── Material provided ──
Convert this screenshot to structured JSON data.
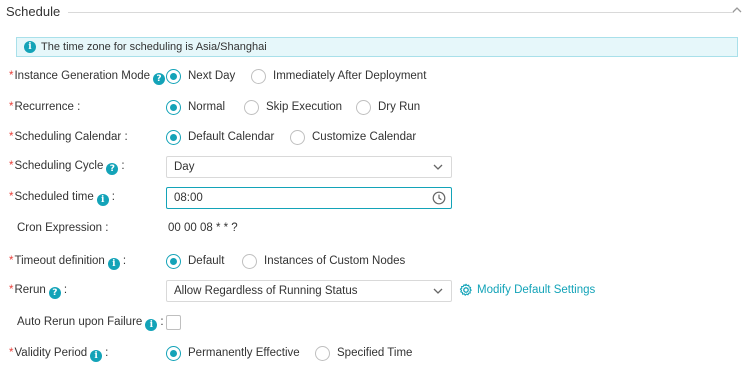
{
  "section": {
    "title": "Schedule"
  },
  "notice": {
    "text": "The time zone for scheduling is Asia/Shanghai"
  },
  "instance_generation": {
    "label": "Instance Generation Mode",
    "options": [
      {
        "label": "Next Day",
        "selected": true
      },
      {
        "label": "Immediately After Deployment",
        "selected": false
      }
    ]
  },
  "recurrence": {
    "label": "Recurrence :",
    "options": [
      {
        "label": "Normal",
        "selected": true
      },
      {
        "label": "Skip Execution",
        "selected": false
      },
      {
        "label": "Dry Run",
        "selected": false
      }
    ]
  },
  "scheduling_calendar": {
    "label": "Scheduling Calendar :",
    "options": [
      {
        "label": "Default Calendar",
        "selected": true
      },
      {
        "label": "Customize Calendar",
        "selected": false
      }
    ]
  },
  "scheduling_cycle": {
    "label": "Scheduling Cycle",
    "colon": ":",
    "value": "Day"
  },
  "scheduled_time": {
    "label": "Scheduled time",
    "colon": ":",
    "value": "08:00"
  },
  "cron_expression": {
    "label": "Cron Expression :",
    "value": "00 00 08 * * ?"
  },
  "timeout_definition": {
    "label": "Timeout definition",
    "colon": ":",
    "options": [
      {
        "label": "Default",
        "selected": true
      },
      {
        "label": "Instances of Custom Nodes",
        "selected": false
      }
    ]
  },
  "rerun": {
    "label": "Rerun",
    "colon": ":",
    "value": "Allow Regardless of Running Status",
    "link": "Modify Default Settings"
  },
  "auto_rerun": {
    "label": "Auto Rerun upon Failure",
    "colon": ":",
    "checked": false
  },
  "validity_period": {
    "label": "Validity Period",
    "colon": ":",
    "options": [
      {
        "label": "Permanently Effective",
        "selected": true
      },
      {
        "label": "Specified Time",
        "selected": false
      }
    ]
  },
  "colors": {
    "accent": "#13a3b8",
    "required": "#e8413b",
    "notice_bg": "#e6f7fa"
  }
}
───
Exercise: Reply with only the number of lines in the entries that contain the word "Default".

Exercise answer: 3